*Given problem:*
Copy all lines below containing "source".

/---

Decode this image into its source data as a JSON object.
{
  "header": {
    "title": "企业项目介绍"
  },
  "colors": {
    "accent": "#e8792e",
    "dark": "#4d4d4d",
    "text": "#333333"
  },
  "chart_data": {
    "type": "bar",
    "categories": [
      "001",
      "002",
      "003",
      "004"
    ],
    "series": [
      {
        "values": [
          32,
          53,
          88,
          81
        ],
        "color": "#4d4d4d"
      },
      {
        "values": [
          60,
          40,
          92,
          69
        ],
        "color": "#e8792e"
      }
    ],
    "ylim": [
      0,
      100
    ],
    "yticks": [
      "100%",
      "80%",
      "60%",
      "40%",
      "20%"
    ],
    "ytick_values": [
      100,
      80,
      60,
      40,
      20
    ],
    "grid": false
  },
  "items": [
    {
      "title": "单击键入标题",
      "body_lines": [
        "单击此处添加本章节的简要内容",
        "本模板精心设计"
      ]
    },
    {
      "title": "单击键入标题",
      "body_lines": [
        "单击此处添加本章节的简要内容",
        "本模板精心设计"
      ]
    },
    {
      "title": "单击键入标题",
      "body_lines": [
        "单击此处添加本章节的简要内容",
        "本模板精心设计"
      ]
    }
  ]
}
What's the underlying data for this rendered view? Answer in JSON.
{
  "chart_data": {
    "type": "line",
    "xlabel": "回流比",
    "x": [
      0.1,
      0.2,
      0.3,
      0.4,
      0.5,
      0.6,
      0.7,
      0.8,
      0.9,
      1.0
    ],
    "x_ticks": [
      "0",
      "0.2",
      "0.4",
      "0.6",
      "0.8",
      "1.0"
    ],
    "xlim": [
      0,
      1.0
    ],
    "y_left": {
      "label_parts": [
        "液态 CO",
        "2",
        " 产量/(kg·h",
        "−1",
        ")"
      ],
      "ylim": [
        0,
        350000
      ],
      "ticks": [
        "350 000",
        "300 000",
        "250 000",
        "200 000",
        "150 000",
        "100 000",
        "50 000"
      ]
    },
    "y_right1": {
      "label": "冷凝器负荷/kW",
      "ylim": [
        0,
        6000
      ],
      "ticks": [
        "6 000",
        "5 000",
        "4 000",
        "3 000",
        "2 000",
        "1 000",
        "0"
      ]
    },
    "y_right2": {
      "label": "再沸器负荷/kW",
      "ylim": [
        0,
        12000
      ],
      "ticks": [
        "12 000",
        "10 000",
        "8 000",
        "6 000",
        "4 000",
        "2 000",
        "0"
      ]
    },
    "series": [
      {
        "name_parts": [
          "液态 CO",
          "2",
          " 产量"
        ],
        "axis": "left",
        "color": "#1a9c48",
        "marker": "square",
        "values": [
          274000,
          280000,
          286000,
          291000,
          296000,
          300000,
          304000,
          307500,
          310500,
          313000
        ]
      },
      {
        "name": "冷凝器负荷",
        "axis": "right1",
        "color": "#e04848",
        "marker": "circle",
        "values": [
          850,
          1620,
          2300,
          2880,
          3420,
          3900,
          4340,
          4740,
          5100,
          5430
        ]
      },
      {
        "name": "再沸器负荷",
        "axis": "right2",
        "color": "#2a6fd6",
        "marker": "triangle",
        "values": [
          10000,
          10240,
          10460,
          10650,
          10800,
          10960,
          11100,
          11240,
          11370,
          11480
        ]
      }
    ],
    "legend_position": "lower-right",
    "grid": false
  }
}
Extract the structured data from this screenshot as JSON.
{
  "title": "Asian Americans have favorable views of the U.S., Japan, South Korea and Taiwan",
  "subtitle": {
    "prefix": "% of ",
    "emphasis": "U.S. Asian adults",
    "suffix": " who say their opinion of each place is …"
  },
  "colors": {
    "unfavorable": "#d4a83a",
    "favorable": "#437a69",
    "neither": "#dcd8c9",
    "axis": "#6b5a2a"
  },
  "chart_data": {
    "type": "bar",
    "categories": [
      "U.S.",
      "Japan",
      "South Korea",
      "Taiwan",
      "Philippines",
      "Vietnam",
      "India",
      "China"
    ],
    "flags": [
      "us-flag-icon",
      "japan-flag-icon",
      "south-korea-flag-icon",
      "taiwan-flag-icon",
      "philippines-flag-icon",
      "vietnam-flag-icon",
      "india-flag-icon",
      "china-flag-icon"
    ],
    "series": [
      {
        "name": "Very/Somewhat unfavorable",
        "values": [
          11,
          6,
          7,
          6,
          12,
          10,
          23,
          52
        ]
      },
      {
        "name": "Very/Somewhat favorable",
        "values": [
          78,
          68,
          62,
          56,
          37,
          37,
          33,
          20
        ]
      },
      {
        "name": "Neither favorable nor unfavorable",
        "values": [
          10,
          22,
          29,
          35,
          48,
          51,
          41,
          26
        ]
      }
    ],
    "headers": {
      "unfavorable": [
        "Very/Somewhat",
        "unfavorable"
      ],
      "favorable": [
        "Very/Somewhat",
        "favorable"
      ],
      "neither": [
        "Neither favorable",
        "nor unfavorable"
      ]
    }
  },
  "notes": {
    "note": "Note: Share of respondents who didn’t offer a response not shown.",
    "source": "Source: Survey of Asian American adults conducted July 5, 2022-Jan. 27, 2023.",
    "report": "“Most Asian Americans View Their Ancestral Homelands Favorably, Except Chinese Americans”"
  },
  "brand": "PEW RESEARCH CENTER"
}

\---

*Written solution:*
Decode this image into its source data as a JSON object.
    "source": "Source: Survey of Asian American adults conducted July 5, 2022-Jan. 27, 2023.",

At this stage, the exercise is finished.